→ **Extrait fourni**
= = =
Depuis le 1er décembre 2025, un règlement européen permet d'enregistrer les indications géographiques protégées (IGP) pour les produits artisanaux et industriels à l'échelle de l'Union européenne. Une avancée majeure qui confère à ces produits une protection étendue à l'ensemble des 27 États membres et le droit d'arborer le logo officiel « Indication géographique protégée ».
Dans ce nouveau dispositif, l'INPI joue un rôle central et inédit. Il instruit la phase nationale des demandes d'IGP - en vérifiant la conformité du cahier des charges, la représentativité du demandeur et le lien avéré entre le produit et son territoire d'origine - avant de transmettre les dossiers validés à l'Office de l'Union européenne pour la propriété intellectuelle (EUIPO), qui conduit l'examen européen et statue sur l'enregistrement définitif.
L’INPI a reçu deux demandes d’IGP : le santon de Provence et l’espadrille catalane. La procédure démarre comme le prévoit le règlement européen, avec la publication des cahiers de charges le 26 juin 2026 dans le BOPI ainsi que dans la base de données INPI sur les IGP.
Ces publications marquent une étape clé dans le processus de reconnaissance de ces savoir-faire traditionnels français.
L’espadrille catalane
Transmis de génération en génération depuis le XIXe siècle, le savoir-faire de l'espadrille catalane repose sur une technique de couture emblématique : le « petit point ». Réalisée à l'aide d'une machine verticale à pédale, cette couture assemble l'empeigne et la semelle intérieure en jute à l'aide d'une tresse de corde, garantissant solidité et durabilité. C'est cette technique qui confère à l'espadrille catalane son identité propre, distincte de celle pratiquée au Pays basque.
= = =
→ **Données présentées**
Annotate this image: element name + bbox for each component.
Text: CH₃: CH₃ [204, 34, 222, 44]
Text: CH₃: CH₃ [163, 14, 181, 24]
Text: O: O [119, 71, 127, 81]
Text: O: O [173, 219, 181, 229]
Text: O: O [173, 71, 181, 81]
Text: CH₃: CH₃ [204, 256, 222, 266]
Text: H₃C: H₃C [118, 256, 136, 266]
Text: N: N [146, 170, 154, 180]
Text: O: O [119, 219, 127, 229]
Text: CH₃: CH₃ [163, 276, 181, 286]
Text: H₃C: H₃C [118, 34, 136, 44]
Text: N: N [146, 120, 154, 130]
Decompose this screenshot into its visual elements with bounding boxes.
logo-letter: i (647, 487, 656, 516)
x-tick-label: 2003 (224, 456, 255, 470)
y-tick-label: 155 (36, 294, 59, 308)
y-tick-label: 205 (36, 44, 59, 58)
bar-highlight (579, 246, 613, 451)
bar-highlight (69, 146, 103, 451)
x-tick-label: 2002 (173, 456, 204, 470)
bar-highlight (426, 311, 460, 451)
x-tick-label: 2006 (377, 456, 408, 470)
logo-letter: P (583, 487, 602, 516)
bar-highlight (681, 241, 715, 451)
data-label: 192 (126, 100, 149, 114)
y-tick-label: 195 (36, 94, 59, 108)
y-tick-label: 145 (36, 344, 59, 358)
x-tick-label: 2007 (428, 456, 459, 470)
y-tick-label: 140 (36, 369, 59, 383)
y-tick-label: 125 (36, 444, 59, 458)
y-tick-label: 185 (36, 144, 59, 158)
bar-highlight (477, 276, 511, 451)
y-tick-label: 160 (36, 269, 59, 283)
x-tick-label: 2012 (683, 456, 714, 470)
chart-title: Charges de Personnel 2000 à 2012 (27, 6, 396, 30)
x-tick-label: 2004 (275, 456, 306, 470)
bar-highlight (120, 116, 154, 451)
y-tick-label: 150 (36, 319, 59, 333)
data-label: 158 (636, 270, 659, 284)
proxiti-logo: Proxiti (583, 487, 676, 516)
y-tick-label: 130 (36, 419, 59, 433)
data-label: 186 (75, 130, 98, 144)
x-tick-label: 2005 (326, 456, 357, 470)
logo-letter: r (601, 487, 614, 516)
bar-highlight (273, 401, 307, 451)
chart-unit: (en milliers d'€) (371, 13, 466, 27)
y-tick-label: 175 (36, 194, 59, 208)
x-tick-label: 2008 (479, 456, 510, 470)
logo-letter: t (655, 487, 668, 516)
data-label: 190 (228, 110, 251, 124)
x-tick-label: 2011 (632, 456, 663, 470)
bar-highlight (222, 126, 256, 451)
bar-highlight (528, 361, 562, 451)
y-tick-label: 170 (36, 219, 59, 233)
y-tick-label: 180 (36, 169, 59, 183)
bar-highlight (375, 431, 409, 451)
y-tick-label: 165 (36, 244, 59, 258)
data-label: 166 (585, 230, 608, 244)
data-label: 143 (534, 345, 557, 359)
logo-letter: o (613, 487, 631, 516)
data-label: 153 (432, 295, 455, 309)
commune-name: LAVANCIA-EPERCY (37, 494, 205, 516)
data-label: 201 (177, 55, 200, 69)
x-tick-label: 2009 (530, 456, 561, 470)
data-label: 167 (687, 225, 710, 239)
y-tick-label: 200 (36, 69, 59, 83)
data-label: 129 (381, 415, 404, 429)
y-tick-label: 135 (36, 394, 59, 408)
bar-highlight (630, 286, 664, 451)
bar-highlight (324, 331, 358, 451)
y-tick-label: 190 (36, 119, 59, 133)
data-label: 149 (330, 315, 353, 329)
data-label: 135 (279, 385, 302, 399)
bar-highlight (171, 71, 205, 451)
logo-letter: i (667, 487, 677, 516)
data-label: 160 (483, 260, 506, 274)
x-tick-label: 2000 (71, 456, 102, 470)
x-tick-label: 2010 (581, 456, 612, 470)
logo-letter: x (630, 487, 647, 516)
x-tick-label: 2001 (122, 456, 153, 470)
= = =
→ **Énoncé**
D'après l'extrait :
1. Depuis quelle date un règlement européen permet-il d'enregistrer les IGP pour les produits artisanaux et industriels ?
2. Quelles sont les deux demandes d'IGP reçues par l'INPI ?
3. Quel nom porte la technique de couture emblématique de l'espadrille catalane ?
Les données n'ont aucun rapport avec l'extrait.

→ **Corrigé**
1. Depuis le 1er décembre 2025.
2. Le santon de Provence et l'espadrille catalane.
3. Le « petit point ».